**EXERCISE DETAILS**
Copy out all the data, word for word.
------ RAW DATA ------
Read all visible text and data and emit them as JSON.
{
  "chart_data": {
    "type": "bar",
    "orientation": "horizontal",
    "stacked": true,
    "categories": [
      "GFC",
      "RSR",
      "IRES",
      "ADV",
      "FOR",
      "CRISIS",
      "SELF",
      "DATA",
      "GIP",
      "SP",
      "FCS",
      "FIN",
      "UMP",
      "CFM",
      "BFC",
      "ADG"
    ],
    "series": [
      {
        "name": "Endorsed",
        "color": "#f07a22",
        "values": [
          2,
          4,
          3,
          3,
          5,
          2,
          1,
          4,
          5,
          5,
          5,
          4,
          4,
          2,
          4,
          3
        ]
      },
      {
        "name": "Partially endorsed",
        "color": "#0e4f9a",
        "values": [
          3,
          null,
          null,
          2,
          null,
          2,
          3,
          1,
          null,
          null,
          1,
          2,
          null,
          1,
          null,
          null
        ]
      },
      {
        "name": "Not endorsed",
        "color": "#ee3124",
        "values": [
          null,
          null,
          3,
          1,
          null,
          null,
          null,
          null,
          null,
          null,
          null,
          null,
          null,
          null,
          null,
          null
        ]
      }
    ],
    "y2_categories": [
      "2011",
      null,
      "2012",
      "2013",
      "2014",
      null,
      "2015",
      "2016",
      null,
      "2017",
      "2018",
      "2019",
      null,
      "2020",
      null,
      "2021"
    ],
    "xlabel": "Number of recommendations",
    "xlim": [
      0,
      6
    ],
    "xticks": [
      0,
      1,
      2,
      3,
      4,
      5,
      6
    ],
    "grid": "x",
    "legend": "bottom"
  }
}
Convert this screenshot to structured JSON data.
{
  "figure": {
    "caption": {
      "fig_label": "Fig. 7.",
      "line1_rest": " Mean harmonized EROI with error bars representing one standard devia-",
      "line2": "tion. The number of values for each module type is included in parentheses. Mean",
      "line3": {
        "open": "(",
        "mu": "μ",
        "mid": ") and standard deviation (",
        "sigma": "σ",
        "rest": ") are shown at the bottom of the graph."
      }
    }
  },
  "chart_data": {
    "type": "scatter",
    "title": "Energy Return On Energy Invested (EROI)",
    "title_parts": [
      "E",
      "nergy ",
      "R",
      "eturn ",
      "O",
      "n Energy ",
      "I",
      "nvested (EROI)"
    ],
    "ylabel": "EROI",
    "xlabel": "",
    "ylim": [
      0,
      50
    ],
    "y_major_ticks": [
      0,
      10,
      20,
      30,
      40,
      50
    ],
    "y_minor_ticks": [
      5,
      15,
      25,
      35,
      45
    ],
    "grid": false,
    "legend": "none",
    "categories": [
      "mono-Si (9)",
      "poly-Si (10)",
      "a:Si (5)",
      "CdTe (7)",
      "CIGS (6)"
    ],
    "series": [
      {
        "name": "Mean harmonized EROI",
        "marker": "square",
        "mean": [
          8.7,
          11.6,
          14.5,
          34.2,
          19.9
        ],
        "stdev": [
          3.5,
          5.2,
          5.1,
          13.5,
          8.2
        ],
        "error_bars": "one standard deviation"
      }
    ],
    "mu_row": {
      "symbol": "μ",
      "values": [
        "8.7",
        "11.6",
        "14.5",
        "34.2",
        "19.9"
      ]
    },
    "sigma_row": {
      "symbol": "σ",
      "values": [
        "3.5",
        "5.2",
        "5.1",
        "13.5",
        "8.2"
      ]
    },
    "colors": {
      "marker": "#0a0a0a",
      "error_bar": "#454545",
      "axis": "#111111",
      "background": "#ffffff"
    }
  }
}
------
**RESULT OF THE TASK**
Read all visible text and data and emit them as JSON.
{
  "chart_data": {
    "type": "bar",
    "orientation": "horizontal",
    "stacked": true,
    "categories": [
      "GFC",
      "RSR",
      "IRES",
      "ADV",
      "FOR",
      "CRISIS",
      "SELF",
      "DATA",
      "GIP",
      "SP",
      "FCS",
      "FIN",
      "UMP",
      "CFM",
      "BFC",
      "ADG"
    ],
    "series": [
      {
        "name": "Endorsed",
        "color": "#f07a22",
        "values": [
          2,
          4,
          3,
          3,
          5,
          2,
          1,
          4,
          5,
          5,
          5,
          4,
          4,
          2,
          4,
          3
        ]
      },
      {
        "name": "Partially endorsed",
        "color": "#0e4f9a",
        "values": [
          3,
          null,
          null,
          2,
          null,
          2,
          3,
          1,
          null,
          null,
          1,
          2,
          null,
          1,
          null,
          null
        ]
      },
      {
        "name": "Not endorsed",
        "color": "#ee3124",
        "values": [
          null,
          null,
          3,
          1,
          null,
          null,
          null,
          null,
          null,
          null,
          null,
          null,
          null,
          null,
          null,
          null
        ]
      }
    ],
    "y2_categories": [
      "2011",
      null,
      "2012",
      "2013",
      "2014",
      null,
      "2015",
      "2016",
      null,
      "2017",
      "2018",
      "2019",
      null,
      "2020",
      null,
      "2021"
    ],
    "xlabel": "Number of recommendations",
    "xlim": [
      0,
      6
    ],
    "xticks": [
      0,
      1,
      2,
      3,
      4,
      5,
      6
    ],
    "grid": "x",
    "legend": "bottom"
  }
}
Convert this screenshot to structured JSON data.
{
  "figure": {
    "caption": {
      "fig_label": "Fig. 7.",
      "line1_rest": " Mean harmonized EROI with error bars representing one standard devia-",
      "line2": "tion. The number of values for each module type is included in parentheses. Mean",
      "line3": {
        "open": "(",
        "mu": "μ",
        "mid": ") and standard deviation (",
        "sigma": "σ",
        "rest": ") are shown at the bottom of the graph."
      }
    }
  },
  "chart_data": {
    "type": "scatter",
    "title": "Energy Return On Energy Invested (EROI)",
    "title_parts": [
      "E",
      "nergy ",
      "R",
      "eturn ",
      "O",
      "n Energy ",
      "I",
      "nvested (EROI)"
    ],
    "ylabel": "EROI",
    "xlabel": "",
    "ylim": [
      0,
      50
    ],
    "y_major_ticks": [
      0,
      10,
      20,
      30,
      40,
      50
    ],
    "y_minor_ticks": [
      5,
      15,
      25,
      35,
      45
    ],
    "grid": false,
    "legend": "none",
    "categories": [
      "mono-Si (9)",
      "poly-Si (10)",
      "a:Si (5)",
      "CdTe (7)",
      "CIGS (6)"
    ],
    "series": [
      {
        "name": "Mean harmonized EROI",
        "marker": "square",
        "mean": [
          8.7,
          11.6,
          14.5,
          34.2,
          19.9
        ],
        "stdev": [
          3.5,
          5.2,
          5.1,
          13.5,
          8.2
        ],
        "error_bars": "one standard deviation"
      }
    ],
    "mu_row": {
      "symbol": "μ",
      "values": [
        "8.7",
        "11.6",
        "14.5",
        "34.2",
        "19.9"
      ]
    },
    "sigma_row": {
      "symbol": "σ",
      "values": [
        "3.5",
        "5.2",
        "5.1",
        "13.5",
        "8.2"
      ]
    },
    "colors": {
      "marker": "#0a0a0a",
      "error_bar": "#454545",
      "axis": "#111111",
      "background": "#ffffff"
    }
  }
}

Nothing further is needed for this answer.